Gather each line of the records where "котельной" appears.
╭──
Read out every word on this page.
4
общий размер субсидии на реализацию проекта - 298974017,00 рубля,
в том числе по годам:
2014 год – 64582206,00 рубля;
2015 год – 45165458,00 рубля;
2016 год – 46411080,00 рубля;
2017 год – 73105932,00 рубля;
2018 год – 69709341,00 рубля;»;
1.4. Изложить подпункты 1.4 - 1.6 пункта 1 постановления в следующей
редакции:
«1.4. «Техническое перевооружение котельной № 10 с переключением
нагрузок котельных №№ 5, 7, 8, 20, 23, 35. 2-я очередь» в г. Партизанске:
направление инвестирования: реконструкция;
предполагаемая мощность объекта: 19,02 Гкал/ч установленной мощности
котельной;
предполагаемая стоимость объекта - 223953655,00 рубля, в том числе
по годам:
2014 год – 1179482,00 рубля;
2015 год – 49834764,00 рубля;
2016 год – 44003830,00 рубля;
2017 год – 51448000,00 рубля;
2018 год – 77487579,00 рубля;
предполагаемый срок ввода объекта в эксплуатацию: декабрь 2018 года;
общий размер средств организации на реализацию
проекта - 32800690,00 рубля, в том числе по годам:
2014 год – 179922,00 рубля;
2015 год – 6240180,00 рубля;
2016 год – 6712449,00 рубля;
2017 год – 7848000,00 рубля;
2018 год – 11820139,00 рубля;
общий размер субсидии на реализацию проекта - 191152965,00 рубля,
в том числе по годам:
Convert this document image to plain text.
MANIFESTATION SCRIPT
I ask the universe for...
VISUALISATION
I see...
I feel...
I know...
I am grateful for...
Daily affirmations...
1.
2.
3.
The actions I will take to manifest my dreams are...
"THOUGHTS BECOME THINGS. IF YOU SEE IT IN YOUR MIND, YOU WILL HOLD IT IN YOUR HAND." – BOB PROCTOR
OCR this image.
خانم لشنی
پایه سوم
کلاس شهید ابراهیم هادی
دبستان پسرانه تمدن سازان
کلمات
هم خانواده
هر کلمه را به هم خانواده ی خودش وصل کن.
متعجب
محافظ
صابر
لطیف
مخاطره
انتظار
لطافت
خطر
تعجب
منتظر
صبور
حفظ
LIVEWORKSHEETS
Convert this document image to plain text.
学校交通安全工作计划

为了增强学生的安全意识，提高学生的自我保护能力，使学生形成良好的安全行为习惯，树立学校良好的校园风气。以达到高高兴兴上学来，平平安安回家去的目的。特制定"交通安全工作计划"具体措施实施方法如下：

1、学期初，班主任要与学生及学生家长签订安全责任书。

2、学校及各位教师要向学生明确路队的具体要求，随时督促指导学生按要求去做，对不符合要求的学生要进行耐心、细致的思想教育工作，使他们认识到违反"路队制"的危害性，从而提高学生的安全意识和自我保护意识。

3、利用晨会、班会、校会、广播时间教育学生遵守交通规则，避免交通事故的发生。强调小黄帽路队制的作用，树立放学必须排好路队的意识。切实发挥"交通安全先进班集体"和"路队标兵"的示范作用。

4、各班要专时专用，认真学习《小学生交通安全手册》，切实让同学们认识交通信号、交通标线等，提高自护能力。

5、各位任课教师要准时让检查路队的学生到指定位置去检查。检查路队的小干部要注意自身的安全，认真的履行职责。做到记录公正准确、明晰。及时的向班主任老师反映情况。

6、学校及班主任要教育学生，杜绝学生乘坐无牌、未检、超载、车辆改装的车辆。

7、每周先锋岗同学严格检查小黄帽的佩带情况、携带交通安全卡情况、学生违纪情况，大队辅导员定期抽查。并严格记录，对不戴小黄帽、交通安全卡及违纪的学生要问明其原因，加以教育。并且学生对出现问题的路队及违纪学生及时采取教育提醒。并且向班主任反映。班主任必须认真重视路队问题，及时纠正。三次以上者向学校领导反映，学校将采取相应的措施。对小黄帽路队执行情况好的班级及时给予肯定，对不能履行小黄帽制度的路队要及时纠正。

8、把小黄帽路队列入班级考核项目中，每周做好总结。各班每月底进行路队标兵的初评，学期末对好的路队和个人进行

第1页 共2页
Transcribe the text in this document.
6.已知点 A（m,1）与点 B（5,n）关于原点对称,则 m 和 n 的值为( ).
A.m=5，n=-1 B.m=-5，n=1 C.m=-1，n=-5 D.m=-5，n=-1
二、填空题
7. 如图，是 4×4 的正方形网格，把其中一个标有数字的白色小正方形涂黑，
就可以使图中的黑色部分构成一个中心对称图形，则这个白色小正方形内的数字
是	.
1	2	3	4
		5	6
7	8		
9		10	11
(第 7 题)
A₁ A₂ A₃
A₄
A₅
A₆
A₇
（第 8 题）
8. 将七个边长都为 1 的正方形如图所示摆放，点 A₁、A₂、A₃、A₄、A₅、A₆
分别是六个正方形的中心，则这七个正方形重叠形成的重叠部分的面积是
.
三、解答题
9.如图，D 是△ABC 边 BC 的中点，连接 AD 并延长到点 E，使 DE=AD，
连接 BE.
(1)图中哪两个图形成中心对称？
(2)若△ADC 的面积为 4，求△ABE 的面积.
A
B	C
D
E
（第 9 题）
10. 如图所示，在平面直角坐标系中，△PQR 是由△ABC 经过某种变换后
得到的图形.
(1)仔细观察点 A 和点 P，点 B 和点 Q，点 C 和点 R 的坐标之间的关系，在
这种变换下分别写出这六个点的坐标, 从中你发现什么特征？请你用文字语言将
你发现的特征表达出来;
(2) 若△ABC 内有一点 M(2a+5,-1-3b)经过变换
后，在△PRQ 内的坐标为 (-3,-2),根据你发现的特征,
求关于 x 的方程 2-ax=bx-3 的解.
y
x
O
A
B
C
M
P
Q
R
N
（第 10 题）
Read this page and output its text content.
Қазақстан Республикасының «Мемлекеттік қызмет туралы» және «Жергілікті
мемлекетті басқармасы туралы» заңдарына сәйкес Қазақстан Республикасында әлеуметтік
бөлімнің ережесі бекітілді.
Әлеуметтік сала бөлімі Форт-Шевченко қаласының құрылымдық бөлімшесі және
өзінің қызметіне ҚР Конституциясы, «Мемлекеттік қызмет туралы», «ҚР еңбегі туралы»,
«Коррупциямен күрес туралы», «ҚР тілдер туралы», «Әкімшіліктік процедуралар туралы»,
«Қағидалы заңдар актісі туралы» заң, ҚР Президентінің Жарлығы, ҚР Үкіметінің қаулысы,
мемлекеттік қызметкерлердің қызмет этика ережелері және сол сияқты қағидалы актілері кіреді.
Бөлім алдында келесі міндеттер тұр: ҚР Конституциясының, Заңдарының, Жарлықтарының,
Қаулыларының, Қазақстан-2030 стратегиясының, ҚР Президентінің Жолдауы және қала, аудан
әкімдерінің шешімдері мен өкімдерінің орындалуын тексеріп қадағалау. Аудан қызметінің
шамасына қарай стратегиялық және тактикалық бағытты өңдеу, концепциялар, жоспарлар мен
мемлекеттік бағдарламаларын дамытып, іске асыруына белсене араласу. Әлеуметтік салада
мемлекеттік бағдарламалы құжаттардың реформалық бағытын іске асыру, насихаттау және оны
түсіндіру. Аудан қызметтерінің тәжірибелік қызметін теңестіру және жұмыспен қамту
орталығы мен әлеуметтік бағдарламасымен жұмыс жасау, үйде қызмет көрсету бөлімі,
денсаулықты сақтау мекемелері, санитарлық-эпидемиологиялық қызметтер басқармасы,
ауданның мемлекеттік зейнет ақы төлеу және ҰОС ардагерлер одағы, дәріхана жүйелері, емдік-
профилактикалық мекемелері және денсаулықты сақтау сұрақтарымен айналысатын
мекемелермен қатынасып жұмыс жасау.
╰──
_Response for this exercise_.
«1.4. «Техническое перевооружение котельной № 10 с переключением
котельной;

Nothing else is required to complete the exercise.